Pick out and copy every line below that has the word "再创新业绩".

......

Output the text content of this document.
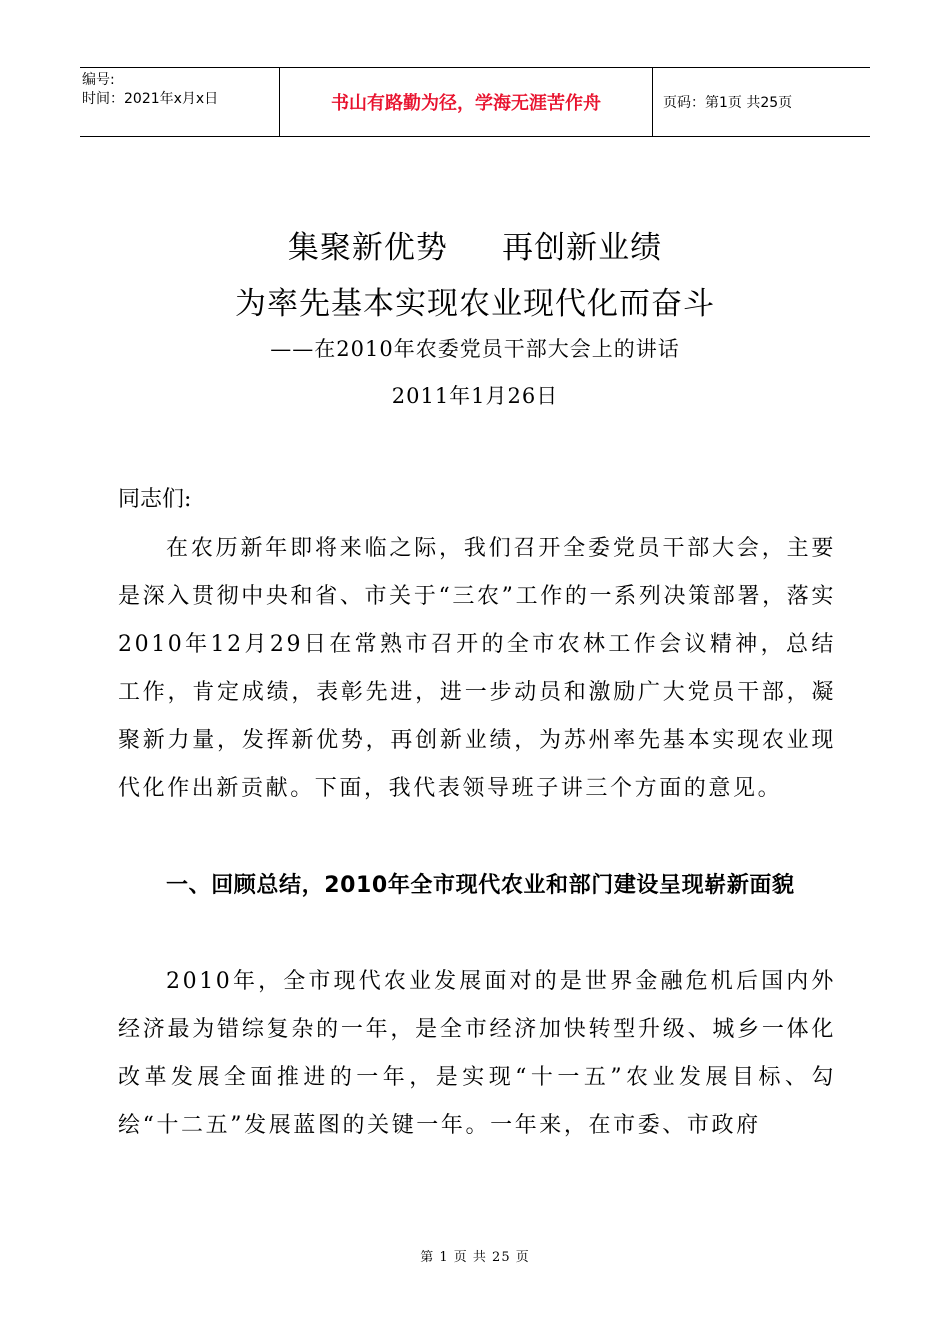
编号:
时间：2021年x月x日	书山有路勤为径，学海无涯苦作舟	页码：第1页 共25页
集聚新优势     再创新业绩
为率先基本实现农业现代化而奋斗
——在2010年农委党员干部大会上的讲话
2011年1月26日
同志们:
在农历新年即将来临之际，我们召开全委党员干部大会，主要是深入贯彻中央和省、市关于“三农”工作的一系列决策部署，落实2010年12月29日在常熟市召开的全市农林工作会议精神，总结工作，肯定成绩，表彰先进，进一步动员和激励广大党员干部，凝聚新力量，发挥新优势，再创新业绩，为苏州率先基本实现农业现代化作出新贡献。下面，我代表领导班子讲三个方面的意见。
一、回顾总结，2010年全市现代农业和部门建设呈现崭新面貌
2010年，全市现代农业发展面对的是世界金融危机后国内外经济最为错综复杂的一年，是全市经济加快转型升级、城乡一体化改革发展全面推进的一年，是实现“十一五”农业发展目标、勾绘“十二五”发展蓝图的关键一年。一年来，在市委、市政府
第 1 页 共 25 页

......

▸ Task response
集聚新优势     再创新业绩
在农历新年即将来临之际，我们召开全委党员干部大会，主要是深入贯彻中央和省、市关于“三农”工作的一系列决策部署，落实2010年12月29日在常熟市召开的全市农林工作会议精神，总结工作，肯定成绩，表彰先进，进一步动员和激励广大党员干部，凝聚新力量，发挥新优势，再创新业绩，为苏州率先基本实现农业现代化作出新贡献。下面，我代表领导班子讲三个方面的意见。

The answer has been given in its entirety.